**WHAT THE TASK ASKS**
Without the pictures, set down the records below word for word.

--- Start MATERIAL SUPPLIED ---

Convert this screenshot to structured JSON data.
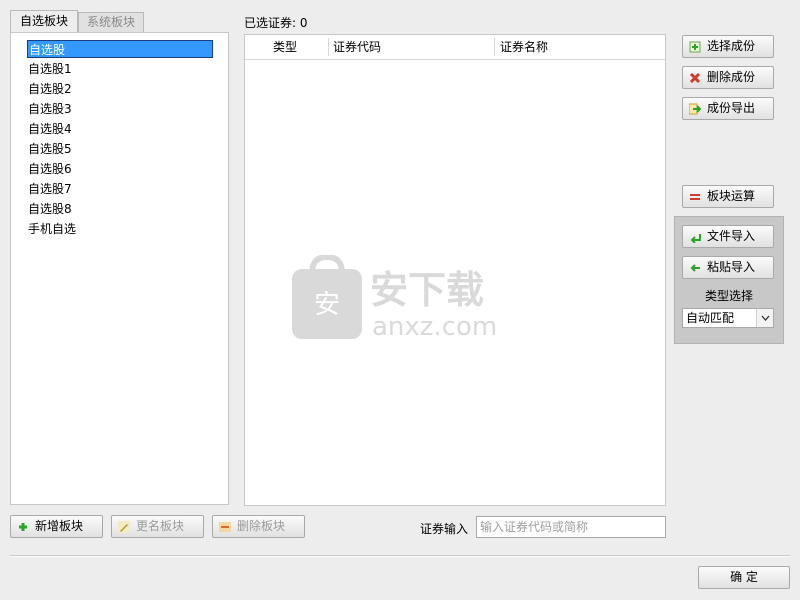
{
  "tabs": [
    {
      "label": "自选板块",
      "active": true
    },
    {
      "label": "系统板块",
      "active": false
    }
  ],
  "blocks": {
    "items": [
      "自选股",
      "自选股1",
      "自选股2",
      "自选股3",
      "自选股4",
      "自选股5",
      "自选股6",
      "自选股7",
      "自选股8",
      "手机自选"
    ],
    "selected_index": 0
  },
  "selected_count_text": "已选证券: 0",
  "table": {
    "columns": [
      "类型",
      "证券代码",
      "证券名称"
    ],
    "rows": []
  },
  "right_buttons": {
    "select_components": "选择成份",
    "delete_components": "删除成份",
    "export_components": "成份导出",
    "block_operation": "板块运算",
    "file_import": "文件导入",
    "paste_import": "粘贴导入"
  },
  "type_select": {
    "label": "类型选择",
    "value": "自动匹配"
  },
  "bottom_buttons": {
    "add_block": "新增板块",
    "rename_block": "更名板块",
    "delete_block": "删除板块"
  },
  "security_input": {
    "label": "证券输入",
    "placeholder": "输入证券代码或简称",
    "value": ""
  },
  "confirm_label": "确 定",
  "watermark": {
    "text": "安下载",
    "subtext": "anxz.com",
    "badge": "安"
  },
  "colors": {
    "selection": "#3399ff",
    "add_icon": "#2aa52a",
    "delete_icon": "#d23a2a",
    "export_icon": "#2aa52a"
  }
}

--- End MATERIAL SUPPLIED ---

**FULL RESPONSE**
Convert this screenshot to structured JSON data.
{
  "tabs": [
    {
      "label": "自选板块",
      "active": true
    },
    {
      "label": "系统板块",
      "active": false
    }
  ],
  "blocks": {
    "items": [
      "自选股",
      "自选股1",
      "自选股2",
      "自选股3",
      "自选股4",
      "自选股5",
      "自选股6",
      "自选股7",
      "自选股8",
      "手机自选"
    ],
    "selected_index": 0
  },
  "selected_count_text": "已选证券: 0",
  "table": {
    "columns": [
      "类型",
      "证券代码",
      "证券名称"
    ],
    "rows": []
  },
  "right_buttons": {
    "select_components": "选择成份",
    "delete_components": "删除成份",
    "export_components": "成份导出",
    "block_operation": "板块运算",
    "file_import": "文件导入",
    "paste_import": "粘贴导入"
  },
  "type_select": {
    "label": "类型选择",
    "value": "自动匹配"
  },
  "bottom_buttons": {
    "add_block": "新增板块",
    "rename_block": "更名板块",
    "delete_block": "删除板块"
  },
  "security_input": {
    "label": "证券输入",
    "placeholder": "输入证券代码或简称",
    "value": ""
  },
  "confirm_label": "确 定",
  "watermark": {
    "text": "安下载",
    "subtext": "anxz.com",
    "badge": "安"
  },
  "colors": {
    "selection": "#3399ff",
    "add_icon": "#2aa52a",
    "delete_icon": "#d23a2a",
    "export_icon": "#2aa52a"
  }
}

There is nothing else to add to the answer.